━━ Stored data ━━

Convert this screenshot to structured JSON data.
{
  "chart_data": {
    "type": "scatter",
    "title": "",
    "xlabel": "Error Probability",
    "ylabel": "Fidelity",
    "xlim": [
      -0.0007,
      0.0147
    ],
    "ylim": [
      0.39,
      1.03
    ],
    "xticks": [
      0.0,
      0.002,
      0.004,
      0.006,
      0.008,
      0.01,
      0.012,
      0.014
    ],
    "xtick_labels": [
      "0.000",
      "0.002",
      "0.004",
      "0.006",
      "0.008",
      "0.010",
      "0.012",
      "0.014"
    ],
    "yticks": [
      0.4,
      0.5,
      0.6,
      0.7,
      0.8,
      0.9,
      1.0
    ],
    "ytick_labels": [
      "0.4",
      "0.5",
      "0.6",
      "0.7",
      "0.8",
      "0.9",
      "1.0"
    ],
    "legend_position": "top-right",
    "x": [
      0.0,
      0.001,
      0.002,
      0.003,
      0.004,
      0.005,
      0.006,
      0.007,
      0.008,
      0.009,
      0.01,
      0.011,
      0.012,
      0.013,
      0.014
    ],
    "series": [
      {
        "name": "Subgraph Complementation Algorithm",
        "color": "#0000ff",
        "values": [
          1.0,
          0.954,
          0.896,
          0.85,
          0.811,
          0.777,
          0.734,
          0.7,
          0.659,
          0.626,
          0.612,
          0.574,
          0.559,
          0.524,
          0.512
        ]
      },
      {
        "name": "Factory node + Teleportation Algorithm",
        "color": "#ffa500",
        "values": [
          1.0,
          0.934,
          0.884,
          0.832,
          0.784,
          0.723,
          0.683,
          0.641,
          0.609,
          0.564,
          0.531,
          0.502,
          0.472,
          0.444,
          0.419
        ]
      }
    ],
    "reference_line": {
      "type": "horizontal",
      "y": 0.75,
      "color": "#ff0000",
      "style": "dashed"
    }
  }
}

━━━
━━ Stored data ━━

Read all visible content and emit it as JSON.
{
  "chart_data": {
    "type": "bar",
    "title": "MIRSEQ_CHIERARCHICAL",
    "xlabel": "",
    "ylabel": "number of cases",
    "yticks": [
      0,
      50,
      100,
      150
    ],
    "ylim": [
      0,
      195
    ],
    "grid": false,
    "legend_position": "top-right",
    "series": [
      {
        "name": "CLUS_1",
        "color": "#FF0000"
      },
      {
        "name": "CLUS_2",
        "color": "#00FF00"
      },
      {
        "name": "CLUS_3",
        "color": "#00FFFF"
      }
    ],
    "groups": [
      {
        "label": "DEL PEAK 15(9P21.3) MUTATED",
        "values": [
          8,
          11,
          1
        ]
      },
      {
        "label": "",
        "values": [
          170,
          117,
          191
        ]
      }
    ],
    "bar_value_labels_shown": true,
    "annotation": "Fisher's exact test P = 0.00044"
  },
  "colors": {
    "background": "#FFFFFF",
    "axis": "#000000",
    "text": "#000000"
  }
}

━━━
━━ Stored data ━━

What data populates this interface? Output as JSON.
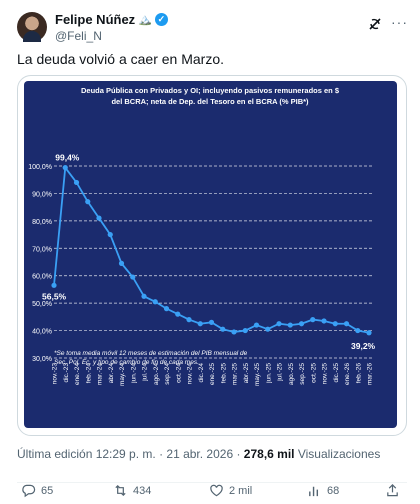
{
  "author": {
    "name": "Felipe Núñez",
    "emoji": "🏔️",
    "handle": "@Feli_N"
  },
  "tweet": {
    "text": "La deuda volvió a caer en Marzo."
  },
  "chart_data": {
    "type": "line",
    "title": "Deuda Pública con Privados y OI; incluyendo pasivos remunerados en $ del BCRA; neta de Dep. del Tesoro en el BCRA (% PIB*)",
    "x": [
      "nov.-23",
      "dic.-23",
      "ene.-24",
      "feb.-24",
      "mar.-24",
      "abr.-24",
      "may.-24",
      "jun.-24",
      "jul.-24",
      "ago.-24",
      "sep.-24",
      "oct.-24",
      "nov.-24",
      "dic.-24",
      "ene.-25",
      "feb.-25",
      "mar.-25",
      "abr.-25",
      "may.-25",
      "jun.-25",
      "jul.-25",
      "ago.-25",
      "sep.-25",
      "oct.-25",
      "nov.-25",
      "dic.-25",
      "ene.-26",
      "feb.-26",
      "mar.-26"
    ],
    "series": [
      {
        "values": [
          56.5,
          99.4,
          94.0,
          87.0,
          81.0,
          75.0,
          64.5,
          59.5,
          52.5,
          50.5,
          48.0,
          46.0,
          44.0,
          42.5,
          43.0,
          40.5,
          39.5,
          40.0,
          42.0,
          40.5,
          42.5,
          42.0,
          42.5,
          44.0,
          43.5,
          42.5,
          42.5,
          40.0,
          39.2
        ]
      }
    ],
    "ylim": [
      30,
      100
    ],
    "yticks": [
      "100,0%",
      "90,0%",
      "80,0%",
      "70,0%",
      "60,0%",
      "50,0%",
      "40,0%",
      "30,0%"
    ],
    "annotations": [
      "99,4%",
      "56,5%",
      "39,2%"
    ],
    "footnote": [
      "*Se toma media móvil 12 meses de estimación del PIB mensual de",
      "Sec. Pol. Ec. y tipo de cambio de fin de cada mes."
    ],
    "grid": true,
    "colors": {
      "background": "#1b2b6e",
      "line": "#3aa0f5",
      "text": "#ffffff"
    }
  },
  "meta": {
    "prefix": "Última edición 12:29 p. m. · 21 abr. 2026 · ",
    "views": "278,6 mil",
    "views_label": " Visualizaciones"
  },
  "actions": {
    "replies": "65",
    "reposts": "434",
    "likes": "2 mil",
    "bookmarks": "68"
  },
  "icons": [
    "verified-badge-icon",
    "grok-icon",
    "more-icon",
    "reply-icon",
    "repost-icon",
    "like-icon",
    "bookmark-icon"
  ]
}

━━━

Return each line among the entries that holds the word "this".

● **Solved problem**:
Convert this screenshot to structured JSON data.
What data populates this interface? Output as JSON.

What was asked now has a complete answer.